Work to complete. Determine how many lines contain the string "handheld", then reply with that figure only.

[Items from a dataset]

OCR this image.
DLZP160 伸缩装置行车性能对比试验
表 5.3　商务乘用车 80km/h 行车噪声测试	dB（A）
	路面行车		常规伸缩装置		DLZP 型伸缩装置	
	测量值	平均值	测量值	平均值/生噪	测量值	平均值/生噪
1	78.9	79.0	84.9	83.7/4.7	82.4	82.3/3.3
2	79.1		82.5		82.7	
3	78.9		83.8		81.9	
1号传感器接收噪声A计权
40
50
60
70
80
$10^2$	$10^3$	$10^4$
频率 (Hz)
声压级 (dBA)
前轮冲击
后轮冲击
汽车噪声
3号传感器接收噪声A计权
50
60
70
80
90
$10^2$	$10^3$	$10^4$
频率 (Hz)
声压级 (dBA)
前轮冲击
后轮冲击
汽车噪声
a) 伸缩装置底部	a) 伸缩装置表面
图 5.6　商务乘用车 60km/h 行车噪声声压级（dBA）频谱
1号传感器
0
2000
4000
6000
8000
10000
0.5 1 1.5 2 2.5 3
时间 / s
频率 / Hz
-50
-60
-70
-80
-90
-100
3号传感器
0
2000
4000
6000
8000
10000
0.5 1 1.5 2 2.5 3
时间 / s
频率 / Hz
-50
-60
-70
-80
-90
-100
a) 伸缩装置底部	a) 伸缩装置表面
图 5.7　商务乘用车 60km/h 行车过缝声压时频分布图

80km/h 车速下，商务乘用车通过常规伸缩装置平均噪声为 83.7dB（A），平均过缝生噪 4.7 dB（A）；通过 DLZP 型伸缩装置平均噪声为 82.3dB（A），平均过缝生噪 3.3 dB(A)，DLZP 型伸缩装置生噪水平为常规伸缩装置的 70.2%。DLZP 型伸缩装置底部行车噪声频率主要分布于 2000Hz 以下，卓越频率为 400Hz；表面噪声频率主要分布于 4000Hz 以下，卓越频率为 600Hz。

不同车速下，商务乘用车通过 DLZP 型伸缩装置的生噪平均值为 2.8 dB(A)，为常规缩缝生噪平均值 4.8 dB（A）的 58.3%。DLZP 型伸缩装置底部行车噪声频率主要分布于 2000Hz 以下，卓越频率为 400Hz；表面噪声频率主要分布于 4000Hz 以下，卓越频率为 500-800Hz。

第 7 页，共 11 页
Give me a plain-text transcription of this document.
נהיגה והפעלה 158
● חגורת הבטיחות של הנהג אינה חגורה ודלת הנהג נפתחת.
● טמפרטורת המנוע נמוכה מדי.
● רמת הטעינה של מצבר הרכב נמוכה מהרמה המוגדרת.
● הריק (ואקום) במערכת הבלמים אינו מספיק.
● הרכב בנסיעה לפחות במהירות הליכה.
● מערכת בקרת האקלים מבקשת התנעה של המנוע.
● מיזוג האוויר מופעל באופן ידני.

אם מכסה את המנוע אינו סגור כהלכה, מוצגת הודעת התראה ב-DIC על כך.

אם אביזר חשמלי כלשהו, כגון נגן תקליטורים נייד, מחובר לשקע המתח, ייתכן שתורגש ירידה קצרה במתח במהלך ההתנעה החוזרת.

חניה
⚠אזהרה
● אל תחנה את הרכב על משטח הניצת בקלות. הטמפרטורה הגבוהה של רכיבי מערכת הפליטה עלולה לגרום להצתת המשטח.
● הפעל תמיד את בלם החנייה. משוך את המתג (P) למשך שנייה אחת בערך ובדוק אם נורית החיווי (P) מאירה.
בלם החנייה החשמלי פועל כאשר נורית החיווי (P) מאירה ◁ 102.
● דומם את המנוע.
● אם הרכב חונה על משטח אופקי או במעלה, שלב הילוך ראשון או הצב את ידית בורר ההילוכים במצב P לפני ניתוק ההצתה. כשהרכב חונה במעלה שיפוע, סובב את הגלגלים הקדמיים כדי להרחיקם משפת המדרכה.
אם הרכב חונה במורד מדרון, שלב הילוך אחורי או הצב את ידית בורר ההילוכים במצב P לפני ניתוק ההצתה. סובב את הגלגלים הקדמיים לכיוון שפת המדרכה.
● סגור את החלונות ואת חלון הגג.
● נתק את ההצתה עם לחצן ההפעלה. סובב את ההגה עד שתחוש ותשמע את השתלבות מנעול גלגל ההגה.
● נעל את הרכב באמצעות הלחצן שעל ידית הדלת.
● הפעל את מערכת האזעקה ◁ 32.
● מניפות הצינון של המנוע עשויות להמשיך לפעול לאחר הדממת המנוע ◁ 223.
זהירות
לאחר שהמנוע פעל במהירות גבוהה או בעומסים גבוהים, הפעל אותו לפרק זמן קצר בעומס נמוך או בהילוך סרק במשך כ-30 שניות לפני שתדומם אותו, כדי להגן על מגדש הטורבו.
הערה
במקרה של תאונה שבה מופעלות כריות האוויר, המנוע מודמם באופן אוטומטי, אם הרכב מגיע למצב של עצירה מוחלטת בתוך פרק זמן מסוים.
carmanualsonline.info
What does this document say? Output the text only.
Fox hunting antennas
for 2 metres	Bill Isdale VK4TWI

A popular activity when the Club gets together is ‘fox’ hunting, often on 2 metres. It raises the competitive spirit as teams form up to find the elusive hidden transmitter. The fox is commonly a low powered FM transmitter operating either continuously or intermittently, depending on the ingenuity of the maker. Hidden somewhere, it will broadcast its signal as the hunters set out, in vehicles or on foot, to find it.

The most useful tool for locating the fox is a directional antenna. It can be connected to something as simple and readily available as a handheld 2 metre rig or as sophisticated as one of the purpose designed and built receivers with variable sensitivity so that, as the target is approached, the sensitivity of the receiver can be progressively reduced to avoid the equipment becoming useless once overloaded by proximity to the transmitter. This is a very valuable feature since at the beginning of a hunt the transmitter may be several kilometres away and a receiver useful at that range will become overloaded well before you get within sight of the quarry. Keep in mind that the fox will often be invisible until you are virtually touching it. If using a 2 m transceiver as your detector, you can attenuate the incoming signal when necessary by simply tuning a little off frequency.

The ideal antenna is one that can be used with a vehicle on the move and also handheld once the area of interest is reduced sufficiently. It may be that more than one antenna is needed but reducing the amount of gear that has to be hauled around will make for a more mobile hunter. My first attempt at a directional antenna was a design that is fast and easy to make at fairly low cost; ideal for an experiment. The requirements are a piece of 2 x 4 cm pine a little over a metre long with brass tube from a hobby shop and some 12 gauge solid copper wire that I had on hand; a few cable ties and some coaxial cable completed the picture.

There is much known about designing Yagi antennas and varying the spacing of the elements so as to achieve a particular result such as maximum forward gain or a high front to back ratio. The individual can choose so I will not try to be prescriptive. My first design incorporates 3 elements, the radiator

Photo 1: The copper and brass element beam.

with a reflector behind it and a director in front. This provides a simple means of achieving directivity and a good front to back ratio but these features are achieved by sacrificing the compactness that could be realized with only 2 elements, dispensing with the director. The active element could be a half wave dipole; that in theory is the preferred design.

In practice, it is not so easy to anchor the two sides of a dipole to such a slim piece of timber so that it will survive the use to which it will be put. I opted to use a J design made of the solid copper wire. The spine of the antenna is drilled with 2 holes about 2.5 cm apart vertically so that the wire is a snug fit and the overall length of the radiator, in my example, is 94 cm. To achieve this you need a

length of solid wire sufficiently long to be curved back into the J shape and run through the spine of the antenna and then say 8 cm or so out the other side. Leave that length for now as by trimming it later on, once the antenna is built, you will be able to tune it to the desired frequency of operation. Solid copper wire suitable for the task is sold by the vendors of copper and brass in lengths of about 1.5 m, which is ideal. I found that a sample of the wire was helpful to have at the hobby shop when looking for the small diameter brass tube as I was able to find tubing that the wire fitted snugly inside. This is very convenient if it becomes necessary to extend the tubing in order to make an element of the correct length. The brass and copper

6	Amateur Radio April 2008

Complete answer. 2